## Exercise aim
Can you give all the records again without altering a single character?
★ ★ ★ ★
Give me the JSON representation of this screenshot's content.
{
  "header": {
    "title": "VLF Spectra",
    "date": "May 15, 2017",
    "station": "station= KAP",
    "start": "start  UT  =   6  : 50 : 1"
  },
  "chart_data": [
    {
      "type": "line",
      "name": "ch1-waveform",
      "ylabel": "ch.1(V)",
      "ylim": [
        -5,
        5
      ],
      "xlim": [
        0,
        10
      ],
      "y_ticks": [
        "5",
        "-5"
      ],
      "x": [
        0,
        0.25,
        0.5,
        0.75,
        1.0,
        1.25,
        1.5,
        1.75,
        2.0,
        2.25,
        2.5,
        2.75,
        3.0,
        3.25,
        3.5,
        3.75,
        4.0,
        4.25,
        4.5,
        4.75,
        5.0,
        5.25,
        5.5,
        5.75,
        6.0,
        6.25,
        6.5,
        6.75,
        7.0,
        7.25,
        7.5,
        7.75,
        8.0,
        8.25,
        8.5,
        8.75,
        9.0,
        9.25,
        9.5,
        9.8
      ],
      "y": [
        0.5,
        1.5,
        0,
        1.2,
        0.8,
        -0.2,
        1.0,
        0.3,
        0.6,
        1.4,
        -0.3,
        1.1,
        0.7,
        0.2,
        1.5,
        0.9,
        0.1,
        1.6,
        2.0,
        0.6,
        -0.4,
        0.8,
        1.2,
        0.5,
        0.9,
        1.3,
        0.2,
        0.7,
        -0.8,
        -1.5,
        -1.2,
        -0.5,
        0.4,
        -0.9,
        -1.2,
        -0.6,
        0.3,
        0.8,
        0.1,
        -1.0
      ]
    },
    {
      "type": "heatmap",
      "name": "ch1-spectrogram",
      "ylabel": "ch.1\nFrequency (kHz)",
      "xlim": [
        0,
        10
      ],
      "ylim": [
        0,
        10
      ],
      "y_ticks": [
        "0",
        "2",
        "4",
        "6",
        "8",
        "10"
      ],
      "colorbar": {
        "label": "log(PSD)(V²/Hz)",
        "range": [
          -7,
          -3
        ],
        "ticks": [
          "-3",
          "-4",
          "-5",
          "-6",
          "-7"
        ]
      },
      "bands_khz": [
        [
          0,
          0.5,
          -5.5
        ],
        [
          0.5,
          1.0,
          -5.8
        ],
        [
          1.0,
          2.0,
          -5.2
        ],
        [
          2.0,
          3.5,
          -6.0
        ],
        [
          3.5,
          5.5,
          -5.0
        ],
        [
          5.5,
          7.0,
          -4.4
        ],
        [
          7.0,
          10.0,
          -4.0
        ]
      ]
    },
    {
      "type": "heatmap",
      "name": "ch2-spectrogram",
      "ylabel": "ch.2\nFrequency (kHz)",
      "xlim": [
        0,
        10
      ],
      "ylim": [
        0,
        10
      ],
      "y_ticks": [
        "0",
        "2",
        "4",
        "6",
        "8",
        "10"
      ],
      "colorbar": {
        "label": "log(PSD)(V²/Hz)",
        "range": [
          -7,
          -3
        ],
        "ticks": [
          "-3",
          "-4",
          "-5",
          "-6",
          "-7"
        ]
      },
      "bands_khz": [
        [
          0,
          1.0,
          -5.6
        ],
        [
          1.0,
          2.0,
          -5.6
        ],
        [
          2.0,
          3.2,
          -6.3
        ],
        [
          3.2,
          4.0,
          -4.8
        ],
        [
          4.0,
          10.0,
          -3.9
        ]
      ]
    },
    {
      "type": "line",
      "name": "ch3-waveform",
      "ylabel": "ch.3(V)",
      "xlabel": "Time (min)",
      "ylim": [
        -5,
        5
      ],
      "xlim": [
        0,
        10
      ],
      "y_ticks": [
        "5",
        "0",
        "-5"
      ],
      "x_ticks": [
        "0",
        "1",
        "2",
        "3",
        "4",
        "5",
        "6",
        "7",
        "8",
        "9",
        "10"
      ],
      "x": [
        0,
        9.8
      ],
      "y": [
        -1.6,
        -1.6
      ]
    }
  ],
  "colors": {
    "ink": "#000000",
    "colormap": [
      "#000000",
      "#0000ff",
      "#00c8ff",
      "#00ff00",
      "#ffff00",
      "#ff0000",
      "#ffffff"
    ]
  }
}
★ ★ ★ ★
## Written solution
Give me the JSON representation of this screenshot's content.
{
  "header": {
    "title": "VLF Spectra",
    "date": "May 15, 2017",
    "station": "station= KAP",
    "start": "start  UT  =   6  : 50 : 1"
  },
  "chart_data": [
    {
      "type": "line",
      "name": "ch1-waveform",
      "ylabel": "ch.1(V)",
      "ylim": [
        -5,
        5
      ],
      "xlim": [
        0,
        10
      ],
      "y_ticks": [
        "5",
        "-5"
      ],
      "x": [
        0,
        0.25,
        0.5,
        0.75,
        1.0,
        1.25,
        1.5,
        1.75,
        2.0,
        2.25,
        2.5,
        2.75,
        3.0,
        3.25,
        3.5,
        3.75,
        4.0,
        4.25,
        4.5,
        4.75,
        5.0,
        5.25,
        5.5,
        5.75,
        6.0,
        6.25,
        6.5,
        6.75,
        7.0,
        7.25,
        7.5,
        7.75,
        8.0,
        8.25,
        8.5,
        8.75,
        9.0,
        9.25,
        9.5,
        9.8
      ],
      "y": [
        0.5,
        1.5,
        0,
        1.2,
        0.8,
        -0.2,
        1.0,
        0.3,
        0.6,
        1.4,
        -0.3,
        1.1,
        0.7,
        0.2,
        1.5,
        0.9,
        0.1,
        1.6,
        2.0,
        0.6,
        -0.4,
        0.8,
        1.2,
        0.5,
        0.9,
        1.3,
        0.2,
        0.7,
        -0.8,
        -1.5,
        -1.2,
        -0.5,
        0.4,
        -0.9,
        -1.2,
        -0.6,
        0.3,
        0.8,
        0.1,
        -1.0
      ]
    },
    {
      "type": "heatmap",
      "name": "ch1-spectrogram",
      "ylabel": "ch.1\nFrequency (kHz)",
      "xlim": [
        0,
        10
      ],
      "ylim": [
        0,
        10
      ],
      "y_ticks": [
        "0",
        "2",
        "4",
        "6",
        "8",
        "10"
      ],
      "colorbar": {
        "label": "log(PSD)(V²/Hz)",
        "range": [
          -7,
          -3
        ],
        "ticks": [
          "-3",
          "-4",
          "-5",
          "-6",
          "-7"
        ]
      },
      "bands_khz": [
        [
          0,
          0.5,
          -5.5
        ],
        [
          0.5,
          1.0,
          -5.8
        ],
        [
          1.0,
          2.0,
          -5.2
        ],
        [
          2.0,
          3.5,
          -6.0
        ],
        [
          3.5,
          5.5,
          -5.0
        ],
        [
          5.5,
          7.0,
          -4.4
        ],
        [
          7.0,
          10.0,
          -4.0
        ]
      ]
    },
    {
      "type": "heatmap",
      "name": "ch2-spectrogram",
      "ylabel": "ch.2\nFrequency (kHz)",
      "xlim": [
        0,
        10
      ],
      "ylim": [
        0,
        10
      ],
      "y_ticks": [
        "0",
        "2",
        "4",
        "6",
        "8",
        "10"
      ],
      "colorbar": {
        "label": "log(PSD)(V²/Hz)",
        "range": [
          -7,
          -3
        ],
        "ticks": [
          "-3",
          "-4",
          "-5",
          "-6",
          "-7"
        ]
      },
      "bands_khz": [
        [
          0,
          1.0,
          -5.6
        ],
        [
          1.0,
          2.0,
          -5.6
        ],
        [
          2.0,
          3.2,
          -6.3
        ],
        [
          3.2,
          4.0,
          -4.8
        ],
        [
          4.0,
          10.0,
          -3.9
        ]
      ]
    },
    {
      "type": "line",
      "name": "ch3-waveform",
      "ylabel": "ch.3(V)",
      "xlabel": "Time (min)",
      "ylim": [
        -5,
        5
      ],
      "xlim": [
        0,
        10
      ],
      "y_ticks": [
        "5",
        "0",
        "-5"
      ],
      "x_ticks": [
        "0",
        "1",
        "2",
        "3",
        "4",
        "5",
        "6",
        "7",
        "8",
        "9",
        "10"
      ],
      "x": [
        0,
        9.8
      ],
      "y": [
        -1.6,
        -1.6
      ]
    }
  ],
  "colors": {
    "ink": "#000000",
    "colormap": [
      "#000000",
      "#0000ff",
      "#00c8ff",
      "#00ff00",
      "#ffff00",
      "#ff0000",
      "#ffffff"
    ]
  }
}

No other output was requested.